▶ Task details: Reproduce every record below exactly as it appears.

▶ Data for this exercise:
^^^^^^^^
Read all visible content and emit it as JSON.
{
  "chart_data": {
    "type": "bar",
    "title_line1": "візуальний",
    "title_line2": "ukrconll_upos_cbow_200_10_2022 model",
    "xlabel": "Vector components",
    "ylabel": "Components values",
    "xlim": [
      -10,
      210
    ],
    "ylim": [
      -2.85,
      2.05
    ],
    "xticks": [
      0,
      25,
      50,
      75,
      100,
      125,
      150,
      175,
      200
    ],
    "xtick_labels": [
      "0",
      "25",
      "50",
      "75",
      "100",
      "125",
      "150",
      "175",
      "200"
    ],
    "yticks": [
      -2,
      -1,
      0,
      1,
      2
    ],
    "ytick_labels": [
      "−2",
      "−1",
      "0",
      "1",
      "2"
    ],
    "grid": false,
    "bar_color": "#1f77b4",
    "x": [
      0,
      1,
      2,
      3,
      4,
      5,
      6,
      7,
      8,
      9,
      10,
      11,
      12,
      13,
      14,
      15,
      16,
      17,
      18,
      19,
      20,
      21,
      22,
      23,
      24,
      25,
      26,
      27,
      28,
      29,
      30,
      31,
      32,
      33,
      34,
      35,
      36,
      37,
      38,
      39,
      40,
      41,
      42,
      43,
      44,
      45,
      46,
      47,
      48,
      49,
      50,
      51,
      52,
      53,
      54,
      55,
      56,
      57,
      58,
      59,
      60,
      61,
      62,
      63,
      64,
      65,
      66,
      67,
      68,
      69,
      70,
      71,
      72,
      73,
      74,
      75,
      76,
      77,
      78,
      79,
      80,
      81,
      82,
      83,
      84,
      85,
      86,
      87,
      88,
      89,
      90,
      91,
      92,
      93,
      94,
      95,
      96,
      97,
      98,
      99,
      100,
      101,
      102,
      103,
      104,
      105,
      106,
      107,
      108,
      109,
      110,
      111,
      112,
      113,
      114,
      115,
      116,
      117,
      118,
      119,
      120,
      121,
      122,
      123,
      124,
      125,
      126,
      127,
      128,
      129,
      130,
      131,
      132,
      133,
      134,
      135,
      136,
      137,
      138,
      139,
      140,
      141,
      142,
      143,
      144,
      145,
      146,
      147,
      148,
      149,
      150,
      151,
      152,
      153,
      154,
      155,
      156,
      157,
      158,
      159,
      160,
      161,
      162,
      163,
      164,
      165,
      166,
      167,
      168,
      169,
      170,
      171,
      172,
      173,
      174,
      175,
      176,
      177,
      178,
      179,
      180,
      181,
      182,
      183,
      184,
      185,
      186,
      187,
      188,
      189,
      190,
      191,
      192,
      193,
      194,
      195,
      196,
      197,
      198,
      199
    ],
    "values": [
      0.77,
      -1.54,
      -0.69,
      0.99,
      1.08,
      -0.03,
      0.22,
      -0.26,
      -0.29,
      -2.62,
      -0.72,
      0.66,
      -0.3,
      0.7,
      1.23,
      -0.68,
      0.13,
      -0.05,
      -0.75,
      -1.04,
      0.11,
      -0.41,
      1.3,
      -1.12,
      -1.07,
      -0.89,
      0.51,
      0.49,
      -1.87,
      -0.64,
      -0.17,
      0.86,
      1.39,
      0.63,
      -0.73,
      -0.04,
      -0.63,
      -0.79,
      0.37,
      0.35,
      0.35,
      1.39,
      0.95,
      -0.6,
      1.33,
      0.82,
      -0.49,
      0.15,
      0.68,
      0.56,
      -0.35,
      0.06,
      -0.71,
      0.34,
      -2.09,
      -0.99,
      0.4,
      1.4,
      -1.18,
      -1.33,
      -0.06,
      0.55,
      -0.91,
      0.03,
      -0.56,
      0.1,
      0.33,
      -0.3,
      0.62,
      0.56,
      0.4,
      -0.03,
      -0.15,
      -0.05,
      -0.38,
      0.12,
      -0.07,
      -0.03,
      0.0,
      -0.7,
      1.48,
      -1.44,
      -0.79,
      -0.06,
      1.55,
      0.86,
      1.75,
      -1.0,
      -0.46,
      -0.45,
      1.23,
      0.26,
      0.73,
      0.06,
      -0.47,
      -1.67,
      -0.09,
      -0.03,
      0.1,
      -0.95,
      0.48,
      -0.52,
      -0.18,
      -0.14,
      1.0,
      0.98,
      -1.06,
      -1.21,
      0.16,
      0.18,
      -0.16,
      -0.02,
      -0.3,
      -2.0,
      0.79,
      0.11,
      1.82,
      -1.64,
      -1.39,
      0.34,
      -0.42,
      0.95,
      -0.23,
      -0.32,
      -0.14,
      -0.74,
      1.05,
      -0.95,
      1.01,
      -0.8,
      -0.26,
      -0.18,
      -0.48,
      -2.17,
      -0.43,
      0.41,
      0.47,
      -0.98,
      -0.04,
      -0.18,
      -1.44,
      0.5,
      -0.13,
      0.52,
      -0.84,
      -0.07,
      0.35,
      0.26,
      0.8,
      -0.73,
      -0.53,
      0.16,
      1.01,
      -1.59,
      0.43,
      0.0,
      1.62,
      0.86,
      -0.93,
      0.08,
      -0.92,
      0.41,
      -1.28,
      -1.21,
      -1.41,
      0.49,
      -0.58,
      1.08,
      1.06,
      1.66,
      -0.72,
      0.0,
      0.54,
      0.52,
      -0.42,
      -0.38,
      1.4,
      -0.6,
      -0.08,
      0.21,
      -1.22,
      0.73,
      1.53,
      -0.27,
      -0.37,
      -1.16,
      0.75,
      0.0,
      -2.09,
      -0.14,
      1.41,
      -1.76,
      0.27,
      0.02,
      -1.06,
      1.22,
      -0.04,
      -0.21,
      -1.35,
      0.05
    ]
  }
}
^^^^^^^^
▶ Exercise solution:
Read all visible content and emit it as JSON.
{
  "chart_data": {
    "type": "bar",
    "title_line1": "візуальний",
    "title_line2": "ukrconll_upos_cbow_200_10_2022 model",
    "xlabel": "Vector components",
    "ylabel": "Components values",
    "xlim": [
      -10,
      210
    ],
    "ylim": [
      -2.85,
      2.05
    ],
    "xticks": [
      0,
      25,
      50,
      75,
      100,
      125,
      150,
      175,
      200
    ],
    "xtick_labels": [
      "0",
      "25",
      "50",
      "75",
      "100",
      "125",
      "150",
      "175",
      "200"
    ],
    "yticks": [
      -2,
      -1,
      0,
      1,
      2
    ],
    "ytick_labels": [
      "−2",
      "−1",
      "0",
      "1",
      "2"
    ],
    "grid": false,
    "bar_color": "#1f77b4",
    "x": [
      0,
      1,
      2,
      3,
      4,
      5,
      6,
      7,
      8,
      9,
      10,
      11,
      12,
      13,
      14,
      15,
      16,
      17,
      18,
      19,
      20,
      21,
      22,
      23,
      24,
      25,
      26,
      27,
      28,
      29,
      30,
      31,
      32,
      33,
      34,
      35,
      36,
      37,
      38,
      39,
      40,
      41,
      42,
      43,
      44,
      45,
      46,
      47,
      48,
      49,
      50,
      51,
      52,
      53,
      54,
      55,
      56,
      57,
      58,
      59,
      60,
      61,
      62,
      63,
      64,
      65,
      66,
      67,
      68,
      69,
      70,
      71,
      72,
      73,
      74,
      75,
      76,
      77,
      78,
      79,
      80,
      81,
      82,
      83,
      84,
      85,
      86,
      87,
      88,
      89,
      90,
      91,
      92,
      93,
      94,
      95,
      96,
      97,
      98,
      99,
      100,
      101,
      102,
      103,
      104,
      105,
      106,
      107,
      108,
      109,
      110,
      111,
      112,
      113,
      114,
      115,
      116,
      117,
      118,
      119,
      120,
      121,
      122,
      123,
      124,
      125,
      126,
      127,
      128,
      129,
      130,
      131,
      132,
      133,
      134,
      135,
      136,
      137,
      138,
      139,
      140,
      141,
      142,
      143,
      144,
      145,
      146,
      147,
      148,
      149,
      150,
      151,
      152,
      153,
      154,
      155,
      156,
      157,
      158,
      159,
      160,
      161,
      162,
      163,
      164,
      165,
      166,
      167,
      168,
      169,
      170,
      171,
      172,
      173,
      174,
      175,
      176,
      177,
      178,
      179,
      180,
      181,
      182,
      183,
      184,
      185,
      186,
      187,
      188,
      189,
      190,
      191,
      192,
      193,
      194,
      195,
      196,
      197,
      198,
      199
    ],
    "values": [
      0.77,
      -1.54,
      -0.69,
      0.99,
      1.08,
      -0.03,
      0.22,
      -0.26,
      -0.29,
      -2.62,
      -0.72,
      0.66,
      -0.3,
      0.7,
      1.23,
      -0.68,
      0.13,
      -0.05,
      -0.75,
      -1.04,
      0.11,
      -0.41,
      1.3,
      -1.12,
      -1.07,
      -0.89,
      0.51,
      0.49,
      -1.87,
      -0.64,
      -0.17,
      0.86,
      1.39,
      0.63,
      -0.73,
      -0.04,
      -0.63,
      -0.79,
      0.37,
      0.35,
      0.35,
      1.39,
      0.95,
      -0.6,
      1.33,
      0.82,
      -0.49,
      0.15,
      0.68,
      0.56,
      -0.35,
      0.06,
      -0.71,
      0.34,
      -2.09,
      -0.99,
      0.4,
      1.4,
      -1.18,
      -1.33,
      -0.06,
      0.55,
      -0.91,
      0.03,
      -0.56,
      0.1,
      0.33,
      -0.3,
      0.62,
      0.56,
      0.4,
      -0.03,
      -0.15,
      -0.05,
      -0.38,
      0.12,
      -0.07,
      -0.03,
      0.0,
      -0.7,
      1.48,
      -1.44,
      -0.79,
      -0.06,
      1.55,
      0.86,
      1.75,
      -1.0,
      -0.46,
      -0.45,
      1.23,
      0.26,
      0.73,
      0.06,
      -0.47,
      -1.67,
      -0.09,
      -0.03,
      0.1,
      -0.95,
      0.48,
      -0.52,
      -0.18,
      -0.14,
      1.0,
      0.98,
      -1.06,
      -1.21,
      0.16,
      0.18,
      -0.16,
      -0.02,
      -0.3,
      -2.0,
      0.79,
      0.11,
      1.82,
      -1.64,
      -1.39,
      0.34,
      -0.42,
      0.95,
      -0.23,
      -0.32,
      -0.14,
      -0.74,
      1.05,
      -0.95,
      1.01,
      -0.8,
      -0.26,
      -0.18,
      -0.48,
      -2.17,
      -0.43,
      0.41,
      0.47,
      -0.98,
      -0.04,
      -0.18,
      -1.44,
      0.5,
      -0.13,
      0.52,
      -0.84,
      -0.07,
      0.35,
      0.26,
      0.8,
      -0.73,
      -0.53,
      0.16,
      1.01,
      -1.59,
      0.43,
      0.0,
      1.62,
      0.86,
      -0.93,
      0.08,
      -0.92,
      0.41,
      -1.28,
      -1.21,
      -1.41,
      0.49,
      -0.58,
      1.08,
      1.06,
      1.66,
      -0.72,
      0.0,
      0.54,
      0.52,
      -0.42,
      -0.38,
      1.4,
      -0.6,
      -0.08,
      0.21,
      -1.22,
      0.73,
      1.53,
      -0.27,
      -0.37,
      -1.16,
      0.75,
      0.0,
      -2.09,
      -0.14,
      1.41,
      -1.76,
      0.27,
      0.02,
      -1.06,
      1.22,
      -0.04,
      -0.21,
      -1.35,
      0.05
    ]
  }
}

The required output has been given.